* _TASK BRIEF_
Nothing in the records may be left out or altered; reproduce them all exactly.

---

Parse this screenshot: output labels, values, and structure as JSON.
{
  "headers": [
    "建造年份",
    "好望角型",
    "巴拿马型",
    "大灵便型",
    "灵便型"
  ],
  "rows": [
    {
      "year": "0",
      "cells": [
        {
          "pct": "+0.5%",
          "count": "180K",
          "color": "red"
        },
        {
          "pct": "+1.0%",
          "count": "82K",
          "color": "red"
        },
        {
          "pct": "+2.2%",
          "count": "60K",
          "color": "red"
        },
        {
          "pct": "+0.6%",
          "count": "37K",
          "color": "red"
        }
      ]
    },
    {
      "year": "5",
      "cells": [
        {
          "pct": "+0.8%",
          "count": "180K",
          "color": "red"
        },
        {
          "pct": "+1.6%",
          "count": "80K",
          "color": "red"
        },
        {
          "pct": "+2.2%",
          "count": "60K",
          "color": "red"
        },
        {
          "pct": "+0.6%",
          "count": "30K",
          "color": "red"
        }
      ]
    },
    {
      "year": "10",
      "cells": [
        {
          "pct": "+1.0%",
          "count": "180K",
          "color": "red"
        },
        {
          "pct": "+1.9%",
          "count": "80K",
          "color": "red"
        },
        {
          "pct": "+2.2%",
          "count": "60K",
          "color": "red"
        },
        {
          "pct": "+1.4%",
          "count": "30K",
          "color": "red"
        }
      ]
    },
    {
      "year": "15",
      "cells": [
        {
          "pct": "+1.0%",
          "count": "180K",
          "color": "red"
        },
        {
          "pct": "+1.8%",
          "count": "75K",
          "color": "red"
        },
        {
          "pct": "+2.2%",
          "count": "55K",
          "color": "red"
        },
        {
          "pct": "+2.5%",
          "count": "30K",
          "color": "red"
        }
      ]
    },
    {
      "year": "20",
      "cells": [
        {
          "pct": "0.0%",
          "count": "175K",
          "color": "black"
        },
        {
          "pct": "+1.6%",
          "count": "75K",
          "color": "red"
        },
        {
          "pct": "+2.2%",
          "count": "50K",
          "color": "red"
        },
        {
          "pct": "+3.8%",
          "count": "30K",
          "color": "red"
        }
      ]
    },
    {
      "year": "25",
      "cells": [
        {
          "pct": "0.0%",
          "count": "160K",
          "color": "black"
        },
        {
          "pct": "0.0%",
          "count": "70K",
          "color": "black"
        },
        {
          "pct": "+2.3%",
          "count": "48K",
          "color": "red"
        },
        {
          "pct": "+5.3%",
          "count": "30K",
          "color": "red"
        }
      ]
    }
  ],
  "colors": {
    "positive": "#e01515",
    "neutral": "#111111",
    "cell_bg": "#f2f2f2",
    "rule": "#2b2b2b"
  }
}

---

* _REPLY TO THE EXERCISE_
Parse this screenshot: output labels, values, and structure as JSON.
{
  "headers": [
    "建造年份",
    "好望角型",
    "巴拿马型",
    "大灵便型",
    "灵便型"
  ],
  "rows": [
    {
      "year": "0",
      "cells": [
        {
          "pct": "+0.5%",
          "count": "180K",
          "color": "red"
        },
        {
          "pct": "+1.0%",
          "count": "82K",
          "color": "red"
        },
        {
          "pct": "+2.2%",
          "count": "60K",
          "color": "red"
        },
        {
          "pct": "+0.6%",
          "count": "37K",
          "color": "red"
        }
      ]
    },
    {
      "year": "5",
      "cells": [
        {
          "pct": "+0.8%",
          "count": "180K",
          "color": "red"
        },
        {
          "pct": "+1.6%",
          "count": "80K",
          "color": "red"
        },
        {
          "pct": "+2.2%",
          "count": "60K",
          "color": "red"
        },
        {
          "pct": "+0.6%",
          "count": "30K",
          "color": "red"
        }
      ]
    },
    {
      "year": "10",
      "cells": [
        {
          "pct": "+1.0%",
          "count": "180K",
          "color": "red"
        },
        {
          "pct": "+1.9%",
          "count": "80K",
          "color": "red"
        },
        {
          "pct": "+2.2%",
          "count": "60K",
          "color": "red"
        },
        {
          "pct": "+1.4%",
          "count": "30K",
          "color": "red"
        }
      ]
    },
    {
      "year": "15",
      "cells": [
        {
          "pct": "+1.0%",
          "count": "180K",
          "color": "red"
        },
        {
          "pct": "+1.8%",
          "count": "75K",
          "color": "red"
        },
        {
          "pct": "+2.2%",
          "count": "55K",
          "color": "red"
        },
        {
          "pct": "+2.5%",
          "count": "30K",
          "color": "red"
        }
      ]
    },
    {
      "year": "20",
      "cells": [
        {
          "pct": "0.0%",
          "count": "175K",
          "color": "black"
        },
        {
          "pct": "+1.6%",
          "count": "75K",
          "color": "red"
        },
        {
          "pct": "+2.2%",
          "count": "50K",
          "color": "red"
        },
        {
          "pct": "+3.8%",
          "count": "30K",
          "color": "red"
        }
      ]
    },
    {
      "year": "25",
      "cells": [
        {
          "pct": "0.0%",
          "count": "160K",
          "color": "black"
        },
        {
          "pct": "0.0%",
          "count": "70K",
          "color": "black"
        },
        {
          "pct": "+2.3%",
          "count": "48K",
          "color": "red"
        },
        {
          "pct": "+5.3%",
          "count": "30K",
          "color": "red"
        }
      ]
    }
  ],
  "colors": {
    "positive": "#e01515",
    "neutral": "#111111",
    "cell_bg": "#f2f2f2",
    "rule": "#2b2b2b"
  }
}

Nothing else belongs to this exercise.